_Stated goal_
Every record must be repeated exactly, with no omission.

**** Source data ****

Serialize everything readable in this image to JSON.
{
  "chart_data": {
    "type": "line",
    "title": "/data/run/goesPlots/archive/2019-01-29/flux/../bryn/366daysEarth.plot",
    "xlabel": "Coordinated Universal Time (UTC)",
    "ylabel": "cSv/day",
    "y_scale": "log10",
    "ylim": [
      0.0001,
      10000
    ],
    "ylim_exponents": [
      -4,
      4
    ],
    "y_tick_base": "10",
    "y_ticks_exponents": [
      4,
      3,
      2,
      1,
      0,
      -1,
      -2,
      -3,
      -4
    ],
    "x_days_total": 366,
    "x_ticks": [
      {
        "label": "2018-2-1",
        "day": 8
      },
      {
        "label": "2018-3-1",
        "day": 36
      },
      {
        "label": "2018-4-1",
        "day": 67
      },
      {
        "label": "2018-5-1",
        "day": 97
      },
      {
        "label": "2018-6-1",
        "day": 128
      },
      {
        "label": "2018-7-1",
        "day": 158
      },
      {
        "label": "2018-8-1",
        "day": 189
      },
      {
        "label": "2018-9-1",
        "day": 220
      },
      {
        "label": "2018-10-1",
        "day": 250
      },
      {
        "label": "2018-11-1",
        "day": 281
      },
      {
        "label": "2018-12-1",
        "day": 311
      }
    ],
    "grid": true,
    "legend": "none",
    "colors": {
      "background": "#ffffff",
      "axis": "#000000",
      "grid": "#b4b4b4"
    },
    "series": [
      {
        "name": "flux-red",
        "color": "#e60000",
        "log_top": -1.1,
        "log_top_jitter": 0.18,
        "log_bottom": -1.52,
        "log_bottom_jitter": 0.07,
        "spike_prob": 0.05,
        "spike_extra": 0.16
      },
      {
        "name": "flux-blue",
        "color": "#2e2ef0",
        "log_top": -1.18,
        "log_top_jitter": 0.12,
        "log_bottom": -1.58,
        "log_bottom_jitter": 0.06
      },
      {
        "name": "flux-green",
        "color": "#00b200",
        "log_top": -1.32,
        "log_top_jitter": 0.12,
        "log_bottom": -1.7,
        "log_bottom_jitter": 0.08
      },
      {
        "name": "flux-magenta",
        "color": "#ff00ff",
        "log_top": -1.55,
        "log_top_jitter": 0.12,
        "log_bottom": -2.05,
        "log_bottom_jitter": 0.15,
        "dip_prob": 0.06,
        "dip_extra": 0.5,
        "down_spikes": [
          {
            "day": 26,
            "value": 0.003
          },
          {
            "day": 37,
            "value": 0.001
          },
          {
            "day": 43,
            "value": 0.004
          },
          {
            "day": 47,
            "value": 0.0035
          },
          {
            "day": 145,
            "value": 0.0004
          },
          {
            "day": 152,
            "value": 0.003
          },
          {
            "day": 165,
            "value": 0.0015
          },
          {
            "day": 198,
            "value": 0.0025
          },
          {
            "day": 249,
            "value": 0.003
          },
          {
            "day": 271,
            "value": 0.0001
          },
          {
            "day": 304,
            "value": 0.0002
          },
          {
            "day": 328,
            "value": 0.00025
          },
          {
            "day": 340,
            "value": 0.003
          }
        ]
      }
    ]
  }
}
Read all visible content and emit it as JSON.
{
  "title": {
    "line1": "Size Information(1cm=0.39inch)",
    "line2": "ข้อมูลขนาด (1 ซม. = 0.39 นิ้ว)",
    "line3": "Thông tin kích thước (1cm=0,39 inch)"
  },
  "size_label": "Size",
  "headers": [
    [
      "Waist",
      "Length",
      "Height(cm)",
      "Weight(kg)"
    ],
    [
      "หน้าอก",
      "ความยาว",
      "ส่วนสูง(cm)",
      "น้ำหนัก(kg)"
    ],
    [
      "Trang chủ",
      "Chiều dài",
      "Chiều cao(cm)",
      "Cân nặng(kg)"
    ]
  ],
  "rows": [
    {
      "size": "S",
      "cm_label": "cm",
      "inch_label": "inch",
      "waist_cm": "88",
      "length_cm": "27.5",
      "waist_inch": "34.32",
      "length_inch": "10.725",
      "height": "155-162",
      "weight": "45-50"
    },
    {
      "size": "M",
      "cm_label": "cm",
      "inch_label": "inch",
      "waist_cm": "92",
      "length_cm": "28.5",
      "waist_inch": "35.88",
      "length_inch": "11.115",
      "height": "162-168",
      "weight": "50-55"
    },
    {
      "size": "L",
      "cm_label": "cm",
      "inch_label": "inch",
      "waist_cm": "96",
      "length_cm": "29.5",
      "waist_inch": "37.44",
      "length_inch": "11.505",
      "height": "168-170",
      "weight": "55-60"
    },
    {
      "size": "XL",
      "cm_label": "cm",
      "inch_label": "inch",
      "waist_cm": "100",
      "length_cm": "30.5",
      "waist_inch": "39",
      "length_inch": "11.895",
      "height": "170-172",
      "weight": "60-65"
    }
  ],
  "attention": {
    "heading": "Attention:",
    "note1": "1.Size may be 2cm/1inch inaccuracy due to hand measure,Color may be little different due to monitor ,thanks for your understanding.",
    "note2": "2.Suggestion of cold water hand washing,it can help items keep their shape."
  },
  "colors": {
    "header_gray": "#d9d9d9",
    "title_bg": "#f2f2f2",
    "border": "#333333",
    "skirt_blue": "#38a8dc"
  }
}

****

_Answer to the task_
Serialize everything readable in this image to JSON.
{
  "chart_data": {
    "type": "line",
    "title": "/data/run/goesPlots/archive/2019-01-29/flux/../bryn/366daysEarth.plot",
    "xlabel": "Coordinated Universal Time (UTC)",
    "ylabel": "cSv/day",
    "y_scale": "log10",
    "ylim": [
      0.0001,
      10000
    ],
    "ylim_exponents": [
      -4,
      4
    ],
    "y_tick_base": "10",
    "y_ticks_exponents": [
      4,
      3,
      2,
      1,
      0,
      -1,
      -2,
      -3,
      -4
    ],
    "x_days_total": 366,
    "x_ticks": [
      {
        "label": "2018-2-1",
        "day": 8
      },
      {
        "label": "2018-3-1",
        "day": 36
      },
      {
        "label": "2018-4-1",
        "day": 67
      },
      {
        "label": "2018-5-1",
        "day": 97
      },
      {
        "label": "2018-6-1",
        "day": 128
      },
      {
        "label": "2018-7-1",
        "day": 158
      },
      {
        "label": "2018-8-1",
        "day": 189
      },
      {
        "label": "2018-9-1",
        "day": 220
      },
      {
        "label": "2018-10-1",
        "day": 250
      },
      {
        "label": "2018-11-1",
        "day": 281
      },
      {
        "label": "2018-12-1",
        "day": 311
      }
    ],
    "grid": true,
    "legend": "none",
    "colors": {
      "background": "#ffffff",
      "axis": "#000000",
      "grid": "#b4b4b4"
    },
    "series": [
      {
        "name": "flux-red",
        "color": "#e60000",
        "log_top": -1.1,
        "log_top_jitter": 0.18,
        "log_bottom": -1.52,
        "log_bottom_jitter": 0.07,
        "spike_prob": 0.05,
        "spike_extra": 0.16
      },
      {
        "name": "flux-blue",
        "color": "#2e2ef0",
        "log_top": -1.18,
        "log_top_jitter": 0.12,
        "log_bottom": -1.58,
        "log_bottom_jitter": 0.06
      },
      {
        "name": "flux-green",
        "color": "#00b200",
        "log_top": -1.32,
        "log_top_jitter": 0.12,
        "log_bottom": -1.7,
        "log_bottom_jitter": 0.08
      },
      {
        "name": "flux-magenta",
        "color": "#ff00ff",
        "log_top": -1.55,
        "log_top_jitter": 0.12,
        "log_bottom": -2.05,
        "log_bottom_jitter": 0.15,
        "dip_prob": 0.06,
        "dip_extra": 0.5,
        "down_spikes": [
          {
            "day": 26,
            "value": 0.003
          },
          {
            "day": 37,
            "value": 0.001
          },
          {
            "day": 43,
            "value": 0.004
          },
          {
            "day": 47,
            "value": 0.0035
          },
          {
            "day": 145,
            "value": 0.0004
          },
          {
            "day": 152,
            "value": 0.003
          },
          {
            "day": 165,
            "value": 0.0015
          },
          {
            "day": 198,
            "value": 0.0025
          },
          {
            "day": 249,
            "value": 0.003
          },
          {
            "day": 271,
            "value": 0.0001
          },
          {
            "day": 304,
            "value": 0.0002
          },
          {
            "day": 328,
            "value": 0.00025
          },
          {
            "day": 340,
            "value": 0.003
          }
        ]
      }
    ]
  }
}
Read all visible content and emit it as JSON.
{
  "title": {
    "line1": "Size Information(1cm=0.39inch)",
    "line2": "ข้อมูลขนาด (1 ซม. = 0.39 นิ้ว)",
    "line3": "Thông tin kích thước (1cm=0,39 inch)"
  },
  "size_label": "Size",
  "headers": [
    [
      "Waist",
      "Length",
      "Height(cm)",
      "Weight(kg)"
    ],
    [
      "หน้าอก",
      "ความยาว",
      "ส่วนสูง(cm)",
      "น้ำหนัก(kg)"
    ],
    [
      "Trang chủ",
      "Chiều dài",
      "Chiều cao(cm)",
      "Cân nặng(kg)"
    ]
  ],
  "rows": [
    {
      "size": "S",
      "cm_label": "cm",
      "inch_label": "inch",
      "waist_cm": "88",
      "length_cm": "27.5",
      "waist_inch": "34.32",
      "length_inch": "10.725",
      "height": "155-162",
      "weight": "45-50"
    },
    {
      "size": "M",
      "cm_label": "cm",
      "inch_label": "inch",
      "waist_cm": "92",
      "length_cm": "28.5",
      "waist_inch": "35.88",
      "length_inch": "11.115",
      "height": "162-168",
      "weight": "50-55"
    },
    {
      "size": "L",
      "cm_label": "cm",
      "inch_label": "inch",
      "waist_cm": "96",
      "length_cm": "29.5",
      "waist_inch": "37.44",
      "length_inch": "11.505",
      "height": "168-170",
      "weight": "55-60"
    },
    {
      "size": "XL",
      "cm_label": "cm",
      "inch_label": "inch",
      "waist_cm": "100",
      "length_cm": "30.5",
      "waist_inch": "39",
      "length_inch": "11.895",
      "height": "170-172",
      "weight": "60-65"
    }
  ],
  "attention": {
    "heading": "Attention:",
    "note1": "1.Size may be 2cm/1inch inaccuracy due to hand measure,Color may be little different due to monitor ,thanks for your understanding.",
    "note2": "2.Suggestion of cold water hand washing,it can help items keep their shape."
  },
  "colors": {
    "header_gray": "#d9d9d9",
    "title_bg": "#f2f2f2",
    "border": "#333333",
    "skirt_blue": "#38a8dc"
  }
}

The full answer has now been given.